(Stored data)
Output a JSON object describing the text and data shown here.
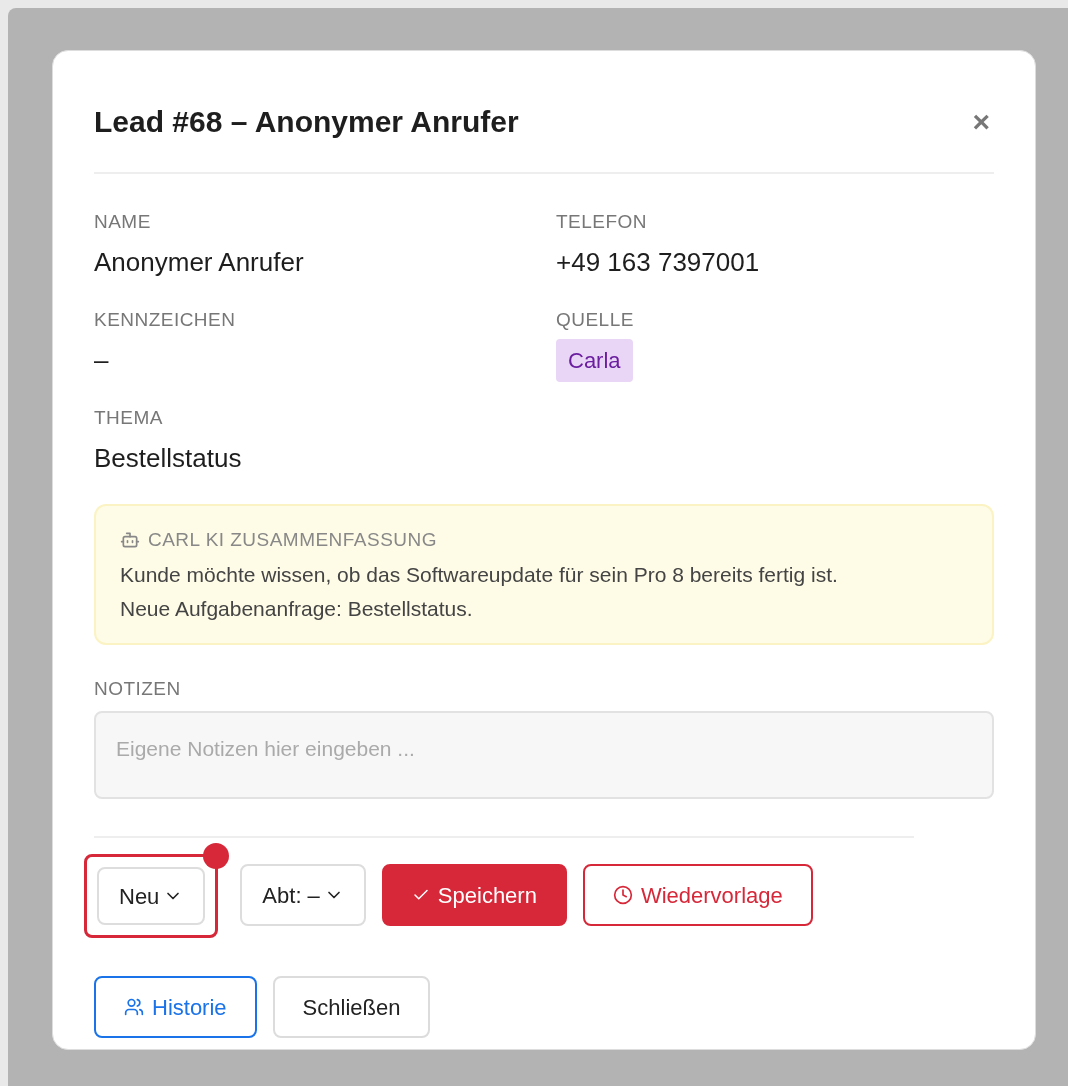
{
  "dialog": {
    "title": "Lead #68 – Anonymer Anrufer",
    "close": "×"
  },
  "fields": [
    {
      "label": "NAME",
      "value": "Anonymer Anrufer",
      "kind": "text"
    },
    {
      "label": "TELEFON",
      "value": "+49 163 7397001",
      "kind": "text"
    },
    {
      "label": "KENNZEICHEN",
      "value": "–",
      "kind": "text"
    },
    {
      "label": "QUELLE",
      "value": "Carla",
      "kind": "tag",
      "color": "#e9d5f5"
    },
    {
      "label": "THEMA",
      "value": "Bestellstatus",
      "kind": "text"
    }
  ],
  "summary": {
    "heading": "CARL KI ZUSAMMENFASSUNG",
    "lines": [
      "Kunde möchte wissen, ob das Softwareupdate für sein Pro 8 bereits fertig ist.",
      "Neue Aufgabenanfrage: Bestellstatus."
    ]
  },
  "notes": {
    "label": "NOTIZEN",
    "placeholder": "Eigene Notizen hier eingeben ..."
  },
  "status_select": {
    "value": "Neu",
    "highlighted": true
  },
  "department_select": {
    "value": "Abt: –"
  },
  "buttons": [
    {
      "label": "Speichern",
      "kind": "primary"
    },
    {
      "label": "Wiedervorlage",
      "kind": "outline-red"
    },
    {
      "label": "Historie",
      "kind": "outline-blue"
    },
    {
      "label": "Schließen",
      "kind": "plain"
    }
  ]
}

▸ **What the exercise asks**
From the data above, pick out each line containing "value" and copy it.

▸ **Answer to this task**
      "value": "Anonymer Anrufer",
      "value": "+49 163 7397001",
      "value": "–",
      "value": "Carla",
      "value": "Bestellstatus",
    "value": "Neu",
    "value": "Abt: –"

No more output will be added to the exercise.